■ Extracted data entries
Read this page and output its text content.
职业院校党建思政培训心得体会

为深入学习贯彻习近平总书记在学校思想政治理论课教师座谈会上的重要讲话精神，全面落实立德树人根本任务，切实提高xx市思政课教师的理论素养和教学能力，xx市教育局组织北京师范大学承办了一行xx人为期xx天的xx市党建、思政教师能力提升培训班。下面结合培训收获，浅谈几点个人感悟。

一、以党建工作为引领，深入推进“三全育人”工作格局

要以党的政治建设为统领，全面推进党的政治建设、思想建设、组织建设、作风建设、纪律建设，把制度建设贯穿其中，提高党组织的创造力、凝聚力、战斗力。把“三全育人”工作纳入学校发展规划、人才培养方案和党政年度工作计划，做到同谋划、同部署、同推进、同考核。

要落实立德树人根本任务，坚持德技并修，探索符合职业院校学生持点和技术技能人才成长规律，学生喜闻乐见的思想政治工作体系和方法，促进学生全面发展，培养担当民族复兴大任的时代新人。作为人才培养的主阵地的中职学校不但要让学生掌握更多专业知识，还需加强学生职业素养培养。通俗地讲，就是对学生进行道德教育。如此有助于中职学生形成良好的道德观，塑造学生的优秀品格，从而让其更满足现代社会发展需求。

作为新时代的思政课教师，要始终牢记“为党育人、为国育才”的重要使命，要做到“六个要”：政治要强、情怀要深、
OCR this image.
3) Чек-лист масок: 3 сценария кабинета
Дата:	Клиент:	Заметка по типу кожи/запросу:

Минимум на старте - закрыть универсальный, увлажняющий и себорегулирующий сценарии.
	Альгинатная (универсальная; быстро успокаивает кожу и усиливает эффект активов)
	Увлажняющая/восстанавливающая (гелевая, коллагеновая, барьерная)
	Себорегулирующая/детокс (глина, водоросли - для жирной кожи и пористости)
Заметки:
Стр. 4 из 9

■ INSTRUCTIONS FOR THE TASK
Print from the line containing "OCR this image." to the last line above, exactly as written.

■ RESULT BELOW
OCR this image.
3) Чек-лист масок: 3 сценария кабинета
Дата:	Клиент:	Заметка по типу кожи/запросу:

Минимум на старте - закрыть универсальный, увлажняющий и себорегулирующий сценарии.
	Альгинатная (универсальная; быстро успокаивает кожу и усиливает эффект активов)
	Увлажняющая/восстанавливающая (гелевая, коллагеновая, барьерная)
	Себорегулирующая/детокс (глина, водоросли - для жирной кожи и пористости)
Заметки:
Стр. 4 из 9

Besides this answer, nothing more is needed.